**WHAT YOU SHOULD DO**
Below are some records; work out how many of their lines contain "النهاية" and give the number only.

:::::

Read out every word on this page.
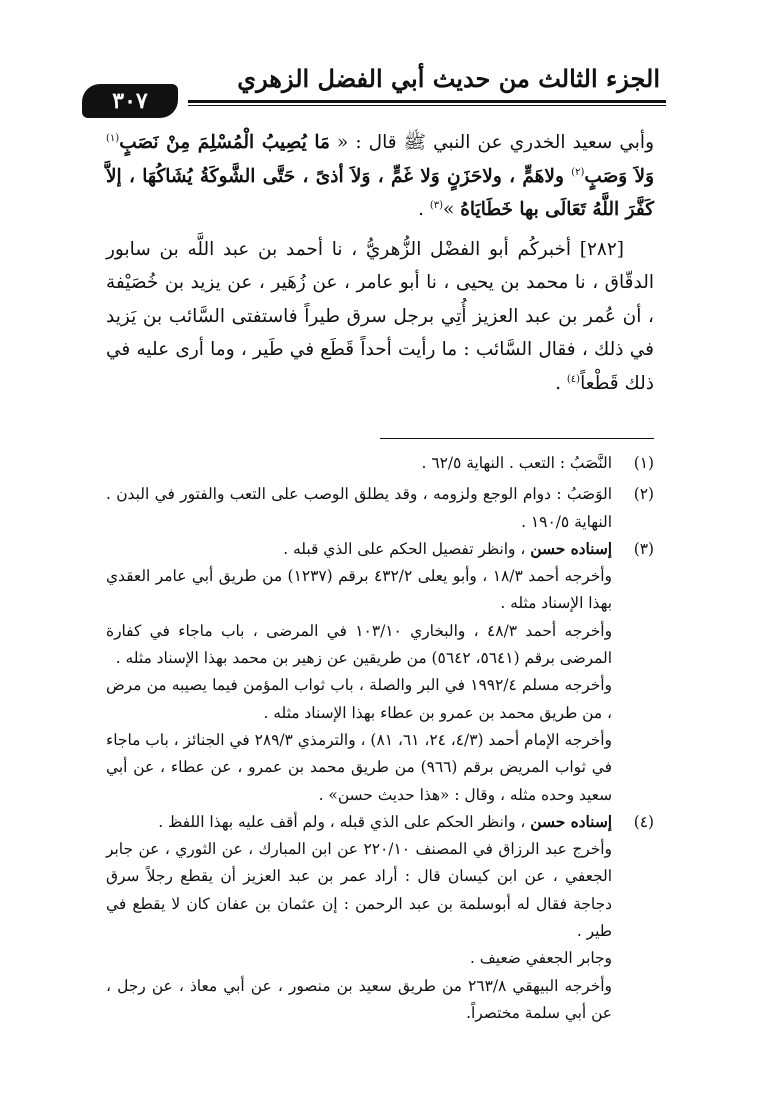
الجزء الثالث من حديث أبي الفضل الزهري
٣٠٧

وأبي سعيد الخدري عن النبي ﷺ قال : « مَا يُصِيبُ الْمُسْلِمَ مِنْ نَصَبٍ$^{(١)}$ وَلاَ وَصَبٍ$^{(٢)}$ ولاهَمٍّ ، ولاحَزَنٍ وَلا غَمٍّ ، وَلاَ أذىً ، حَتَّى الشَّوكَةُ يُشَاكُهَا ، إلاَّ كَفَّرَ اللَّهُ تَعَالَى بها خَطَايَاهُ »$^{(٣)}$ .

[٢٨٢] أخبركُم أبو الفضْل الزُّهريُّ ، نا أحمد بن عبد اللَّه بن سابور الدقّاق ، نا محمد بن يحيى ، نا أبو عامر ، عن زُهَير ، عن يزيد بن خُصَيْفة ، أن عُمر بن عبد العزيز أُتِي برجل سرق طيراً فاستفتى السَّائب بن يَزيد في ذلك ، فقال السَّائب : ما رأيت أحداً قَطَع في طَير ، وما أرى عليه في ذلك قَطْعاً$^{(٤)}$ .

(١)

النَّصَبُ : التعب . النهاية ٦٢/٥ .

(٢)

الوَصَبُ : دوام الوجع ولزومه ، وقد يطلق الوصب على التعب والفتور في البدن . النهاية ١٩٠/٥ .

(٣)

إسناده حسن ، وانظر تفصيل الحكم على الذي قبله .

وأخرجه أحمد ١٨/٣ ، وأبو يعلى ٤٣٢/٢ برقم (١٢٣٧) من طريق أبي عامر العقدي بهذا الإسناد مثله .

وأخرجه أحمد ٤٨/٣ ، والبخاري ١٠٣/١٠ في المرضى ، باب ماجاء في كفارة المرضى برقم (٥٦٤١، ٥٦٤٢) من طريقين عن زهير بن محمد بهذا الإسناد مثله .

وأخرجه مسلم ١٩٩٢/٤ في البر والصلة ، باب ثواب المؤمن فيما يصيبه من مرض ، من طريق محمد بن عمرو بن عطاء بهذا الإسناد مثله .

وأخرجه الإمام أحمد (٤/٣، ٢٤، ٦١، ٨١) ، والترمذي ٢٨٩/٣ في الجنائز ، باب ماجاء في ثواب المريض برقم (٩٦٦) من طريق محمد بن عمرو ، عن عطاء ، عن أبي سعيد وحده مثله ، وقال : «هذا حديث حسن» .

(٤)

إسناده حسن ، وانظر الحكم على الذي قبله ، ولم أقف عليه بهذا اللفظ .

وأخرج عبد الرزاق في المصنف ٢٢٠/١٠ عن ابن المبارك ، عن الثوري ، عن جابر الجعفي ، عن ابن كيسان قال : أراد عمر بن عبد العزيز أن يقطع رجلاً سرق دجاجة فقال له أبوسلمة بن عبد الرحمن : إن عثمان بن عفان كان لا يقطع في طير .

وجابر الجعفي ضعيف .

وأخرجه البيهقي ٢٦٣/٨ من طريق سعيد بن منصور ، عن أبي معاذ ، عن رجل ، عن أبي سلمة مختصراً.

:::::

**TASK SOLUTION**
2